AIM OF THE EXERCISE – Filter out everything except lines holding "values".
───── WORKING DATA ─────
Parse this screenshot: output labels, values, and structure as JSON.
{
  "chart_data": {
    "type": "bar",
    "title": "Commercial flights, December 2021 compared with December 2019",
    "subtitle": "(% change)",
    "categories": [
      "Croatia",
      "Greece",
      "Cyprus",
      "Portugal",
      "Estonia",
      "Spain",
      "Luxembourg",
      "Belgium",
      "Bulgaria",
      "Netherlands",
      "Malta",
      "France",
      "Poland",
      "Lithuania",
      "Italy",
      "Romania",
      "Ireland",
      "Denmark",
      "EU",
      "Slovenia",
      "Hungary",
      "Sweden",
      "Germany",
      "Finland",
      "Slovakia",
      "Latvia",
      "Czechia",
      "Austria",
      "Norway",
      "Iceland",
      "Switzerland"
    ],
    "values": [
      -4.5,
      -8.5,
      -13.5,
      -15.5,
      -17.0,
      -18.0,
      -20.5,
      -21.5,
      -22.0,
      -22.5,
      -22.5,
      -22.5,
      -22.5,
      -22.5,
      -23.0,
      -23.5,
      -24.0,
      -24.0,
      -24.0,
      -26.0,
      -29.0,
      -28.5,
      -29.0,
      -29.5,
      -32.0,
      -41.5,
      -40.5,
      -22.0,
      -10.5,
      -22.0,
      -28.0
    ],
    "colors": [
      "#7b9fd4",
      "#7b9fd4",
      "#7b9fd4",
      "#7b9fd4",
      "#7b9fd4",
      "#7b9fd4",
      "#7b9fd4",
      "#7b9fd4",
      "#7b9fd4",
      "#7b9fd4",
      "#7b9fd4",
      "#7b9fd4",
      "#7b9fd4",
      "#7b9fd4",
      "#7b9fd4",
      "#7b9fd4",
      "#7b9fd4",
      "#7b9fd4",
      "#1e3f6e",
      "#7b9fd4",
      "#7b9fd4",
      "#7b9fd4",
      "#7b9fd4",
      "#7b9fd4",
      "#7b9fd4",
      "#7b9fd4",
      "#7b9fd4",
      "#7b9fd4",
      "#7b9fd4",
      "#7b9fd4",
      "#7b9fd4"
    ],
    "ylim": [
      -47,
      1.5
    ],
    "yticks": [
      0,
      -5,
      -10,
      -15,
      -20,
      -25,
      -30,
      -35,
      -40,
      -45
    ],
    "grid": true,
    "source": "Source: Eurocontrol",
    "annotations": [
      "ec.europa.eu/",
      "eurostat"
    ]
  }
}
─────
ANSWER TO THE EXERCISE –
Parse this screenshot: output labels, values, and structure as JSON.
    "values": [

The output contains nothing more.